◆ Task ◆
Examine the material below. Gather every line in which the string "Auto" appears.

◆ Data records ◆
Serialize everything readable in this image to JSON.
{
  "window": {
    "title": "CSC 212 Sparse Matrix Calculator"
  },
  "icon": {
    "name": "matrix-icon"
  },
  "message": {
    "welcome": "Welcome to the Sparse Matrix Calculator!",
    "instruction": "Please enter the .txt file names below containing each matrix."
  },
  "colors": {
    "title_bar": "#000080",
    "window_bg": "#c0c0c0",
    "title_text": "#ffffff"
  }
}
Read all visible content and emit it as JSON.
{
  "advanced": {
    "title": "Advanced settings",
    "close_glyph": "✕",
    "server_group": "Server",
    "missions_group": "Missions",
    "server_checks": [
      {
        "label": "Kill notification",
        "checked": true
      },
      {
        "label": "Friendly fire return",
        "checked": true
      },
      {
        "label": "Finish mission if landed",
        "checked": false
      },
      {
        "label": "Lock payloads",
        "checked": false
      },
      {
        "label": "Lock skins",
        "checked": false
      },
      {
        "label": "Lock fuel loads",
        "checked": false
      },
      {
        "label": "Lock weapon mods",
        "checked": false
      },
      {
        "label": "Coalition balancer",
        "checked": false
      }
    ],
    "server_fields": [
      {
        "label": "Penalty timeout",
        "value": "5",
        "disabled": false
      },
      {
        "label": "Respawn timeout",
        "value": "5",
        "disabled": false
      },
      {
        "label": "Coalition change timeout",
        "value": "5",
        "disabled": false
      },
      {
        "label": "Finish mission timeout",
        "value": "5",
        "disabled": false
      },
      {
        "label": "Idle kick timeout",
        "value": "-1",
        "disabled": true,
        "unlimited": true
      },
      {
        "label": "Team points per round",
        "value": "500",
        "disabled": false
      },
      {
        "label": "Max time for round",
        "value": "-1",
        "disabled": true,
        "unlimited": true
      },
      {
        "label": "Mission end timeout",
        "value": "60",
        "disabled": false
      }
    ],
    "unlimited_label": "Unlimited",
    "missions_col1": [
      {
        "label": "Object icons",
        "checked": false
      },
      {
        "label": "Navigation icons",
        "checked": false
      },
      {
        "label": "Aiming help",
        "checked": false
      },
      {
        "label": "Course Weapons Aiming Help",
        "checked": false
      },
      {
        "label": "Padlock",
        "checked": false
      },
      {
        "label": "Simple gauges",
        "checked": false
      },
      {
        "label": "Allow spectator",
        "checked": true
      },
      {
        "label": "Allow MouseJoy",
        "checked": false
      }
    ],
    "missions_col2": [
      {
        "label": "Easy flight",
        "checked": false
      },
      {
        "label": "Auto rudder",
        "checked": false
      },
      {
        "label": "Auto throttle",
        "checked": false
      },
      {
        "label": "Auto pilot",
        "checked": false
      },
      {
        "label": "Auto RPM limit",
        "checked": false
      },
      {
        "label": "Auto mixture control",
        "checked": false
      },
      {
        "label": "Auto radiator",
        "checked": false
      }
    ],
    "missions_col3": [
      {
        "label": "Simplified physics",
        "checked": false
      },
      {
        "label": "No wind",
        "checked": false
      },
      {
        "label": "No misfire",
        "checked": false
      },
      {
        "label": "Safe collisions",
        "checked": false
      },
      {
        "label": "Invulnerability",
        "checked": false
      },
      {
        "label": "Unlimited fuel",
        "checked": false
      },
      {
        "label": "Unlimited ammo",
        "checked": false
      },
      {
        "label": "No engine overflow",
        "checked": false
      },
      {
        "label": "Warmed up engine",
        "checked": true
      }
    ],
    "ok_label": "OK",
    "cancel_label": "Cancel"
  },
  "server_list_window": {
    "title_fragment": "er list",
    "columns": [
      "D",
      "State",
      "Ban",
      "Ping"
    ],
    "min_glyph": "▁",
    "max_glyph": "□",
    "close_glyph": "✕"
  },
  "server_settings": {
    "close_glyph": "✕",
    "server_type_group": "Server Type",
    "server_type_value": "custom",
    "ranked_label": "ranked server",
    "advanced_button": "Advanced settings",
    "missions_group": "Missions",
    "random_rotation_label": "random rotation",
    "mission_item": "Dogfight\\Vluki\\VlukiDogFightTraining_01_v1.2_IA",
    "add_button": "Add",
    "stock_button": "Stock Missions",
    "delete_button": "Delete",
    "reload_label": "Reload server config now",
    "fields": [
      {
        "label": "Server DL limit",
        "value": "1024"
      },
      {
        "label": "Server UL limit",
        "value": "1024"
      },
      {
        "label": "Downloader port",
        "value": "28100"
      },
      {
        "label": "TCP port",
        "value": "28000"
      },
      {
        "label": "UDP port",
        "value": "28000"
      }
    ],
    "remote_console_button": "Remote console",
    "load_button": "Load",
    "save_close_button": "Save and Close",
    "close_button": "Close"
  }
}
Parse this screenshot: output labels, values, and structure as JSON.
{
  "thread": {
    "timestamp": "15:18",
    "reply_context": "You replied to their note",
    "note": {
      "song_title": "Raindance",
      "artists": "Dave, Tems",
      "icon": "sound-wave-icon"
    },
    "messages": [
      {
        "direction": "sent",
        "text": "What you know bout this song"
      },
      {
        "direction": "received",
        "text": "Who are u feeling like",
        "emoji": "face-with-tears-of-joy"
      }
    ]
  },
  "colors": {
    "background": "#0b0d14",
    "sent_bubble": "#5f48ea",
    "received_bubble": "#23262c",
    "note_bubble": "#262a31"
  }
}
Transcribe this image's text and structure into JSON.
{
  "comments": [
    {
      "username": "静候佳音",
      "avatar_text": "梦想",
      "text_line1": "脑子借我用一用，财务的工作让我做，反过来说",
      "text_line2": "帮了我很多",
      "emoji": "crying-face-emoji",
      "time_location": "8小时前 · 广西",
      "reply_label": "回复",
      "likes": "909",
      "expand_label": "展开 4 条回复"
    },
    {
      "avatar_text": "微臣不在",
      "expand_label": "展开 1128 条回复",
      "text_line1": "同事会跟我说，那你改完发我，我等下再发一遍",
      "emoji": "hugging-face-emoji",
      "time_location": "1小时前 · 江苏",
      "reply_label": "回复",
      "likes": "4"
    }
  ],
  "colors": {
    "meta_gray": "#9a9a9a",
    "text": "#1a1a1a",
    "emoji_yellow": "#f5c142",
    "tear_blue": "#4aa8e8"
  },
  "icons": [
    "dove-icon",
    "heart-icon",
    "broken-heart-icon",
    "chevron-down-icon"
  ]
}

◆ Finished answer ◆
        "label": "Auto rudder",
        "label": "Auto throttle",
        "label": "Auto pilot",
        "label": "Auto RPM limit",
        "label": "Auto mixture control",
        "label": "Auto radiator",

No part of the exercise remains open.